Saved data entries
==================================================

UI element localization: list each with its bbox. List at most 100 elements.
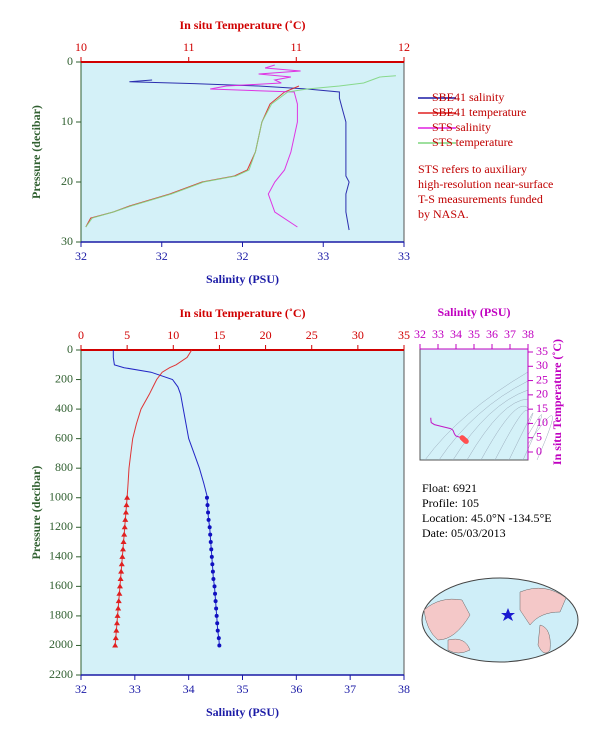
marker — [122, 516, 129, 522]
y-axis-title: In situ Temperature (˚C) — [550, 339, 564, 465]
y-tick-label: 35 — [536, 344, 548, 358]
density-contour — [438, 380, 529, 461]
marker — [113, 620, 120, 626]
x2-tick-label: 11 — [183, 40, 195, 54]
y-tick-label: 10 — [536, 415, 548, 429]
float-info: Profile: 105 — [422, 496, 479, 510]
y-tick-label: 1200 — [49, 519, 73, 533]
map-land — [519, 587, 567, 626]
x2-tick-label: 33 — [432, 327, 444, 341]
y-tick-label: 20 — [536, 387, 548, 401]
marker — [210, 569, 215, 574]
series-line — [126, 349, 193, 498]
x-tick-label: 32 — [75, 682, 87, 696]
marker — [207, 525, 212, 530]
x-tick-label: 34 — [183, 682, 195, 696]
marker — [119, 553, 126, 559]
x2-tick-label: 25 — [306, 328, 318, 342]
x-axis-title: Salinity (PSU) — [206, 705, 279, 719]
marker — [116, 590, 123, 596]
x2-tick-label: 10 — [167, 328, 179, 342]
x-tick-label: 36 — [290, 682, 302, 696]
x2-tick-label: 10 — [75, 40, 87, 54]
y-tick-label: 15 — [536, 401, 548, 415]
x2-tick-label: 37 — [504, 327, 516, 341]
marker — [204, 495, 209, 500]
y-tick-label: 2000 — [49, 637, 73, 651]
float-location — [501, 608, 515, 621]
marker — [115, 598, 122, 604]
marker — [123, 502, 130, 508]
x2-tick-label: 34 — [450, 327, 462, 341]
x2-tick-label: 35 — [468, 327, 480, 341]
density-contour — [522, 414, 543, 461]
marker — [216, 636, 221, 641]
marker — [211, 576, 216, 581]
x-axis-title: Salinity (PSU) — [206, 272, 279, 286]
x-tick-label: 33 — [317, 249, 329, 263]
marker — [121, 524, 128, 530]
x2-tick-label: 30 — [352, 328, 364, 342]
y-tick-label: 0 — [67, 342, 73, 356]
marker — [213, 599, 218, 604]
density-contour — [508, 412, 534, 461]
x2-tick-label: 15 — [213, 328, 225, 342]
marker — [212, 584, 217, 589]
plot-area — [80, 349, 405, 676]
plot-area — [80, 61, 405, 243]
marker — [215, 621, 220, 626]
legend-label: SBE41 salinity — [432, 90, 504, 104]
x-tick-label: 32 — [237, 249, 249, 263]
float-info: Location: 45.0°N -134.5°E — [422, 511, 552, 525]
series-line — [112, 350, 208, 498]
x2-tick-label: 12 — [398, 40, 410, 54]
y-tick-label: 400 — [55, 401, 73, 415]
x-tick-label: 33 — [398, 249, 410, 263]
marker — [119, 546, 126, 552]
x2-tick-label: 20 — [260, 328, 272, 342]
marker — [214, 606, 219, 611]
x2-tick-label: 11 — [290, 40, 302, 54]
x2-tick-label: 38 — [522, 327, 534, 341]
y-tick-label: 1600 — [49, 578, 73, 592]
y-tick-label: 1800 — [49, 608, 73, 622]
world-map — [421, 577, 579, 663]
marker — [118, 568, 125, 574]
marker — [121, 531, 128, 537]
legend-label: STS temperature — [432, 135, 513, 149]
y-tick-label: 800 — [55, 460, 73, 474]
marker — [116, 583, 123, 589]
marker — [124, 494, 131, 500]
y-tick-label: 10 — [61, 114, 73, 128]
y-tick-label: 25 — [536, 372, 548, 386]
x-tick-label: 37 — [344, 682, 356, 696]
x2-axis-title: Salinity (PSU) — [437, 305, 510, 319]
annotation: high-resolution near-surface — [418, 177, 553, 191]
series-line — [85, 75, 396, 228]
y-axis-title: Pressure (decibar) — [29, 466, 43, 560]
y-axis-title: Pressure (decibar) — [29, 105, 43, 199]
y-tick-label: 0 — [67, 54, 73, 68]
annotation: T-S measurements funded — [418, 192, 543, 206]
x2-axis-title: In situ Temperature (˚C) — [179, 18, 305, 32]
y-tick-label: 30 — [536, 358, 548, 372]
y-tick-label: 1400 — [49, 549, 73, 563]
marker — [113, 627, 120, 633]
x-tick-label: 32 — [156, 249, 168, 263]
series-line — [129, 79, 350, 231]
float-info: Float: 6921 — [422, 481, 477, 495]
annotation: STS refers to auxiliary — [418, 162, 527, 176]
marker — [208, 532, 213, 537]
float-info: Date: 05/03/2013 — [422, 526, 506, 540]
marker — [210, 562, 215, 567]
series-line — [210, 64, 301, 228]
x2-axis-title: In situ Temperature (˚C) — [179, 306, 305, 320]
marker — [209, 554, 214, 559]
x-tick-label: 35 — [237, 682, 249, 696]
marker — [209, 547, 214, 552]
x2-tick-label: 36 — [486, 327, 498, 341]
map-land — [423, 598, 471, 641]
y-tick-label: 2200 — [49, 667, 73, 681]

==================================================

Exercise task: Can you rewrite the material starting with the line with "marker — [122, 516, 129, 522]" and going on through the line with "marker — [210, 569, 215, 574]", putting "data-point" in place of "marker" and leaving everything else unchanged?

Result for this exercise:
data-point — [122, 516, 129, 522]
y-axis-title: In situ Temperature (˚C) — [550, 339, 564, 465]
y-tick-label: 35 — [536, 344, 548, 358]
density-contour — [438, 380, 529, 461]
data-point — [113, 620, 120, 626]
x2-tick-label: 11 — [183, 40, 195, 54]
y-tick-label: 10 — [536, 415, 548, 429]
float-info: Profile: 105 — [422, 496, 479, 510]
y-tick-label: 1200 — [49, 519, 73, 533]
map-land — [519, 587, 567, 626]
x2-tick-label: 33 — [432, 327, 444, 341]
y-tick-label: 20 — [536, 387, 548, 401]
data-point — [210, 569, 215, 574]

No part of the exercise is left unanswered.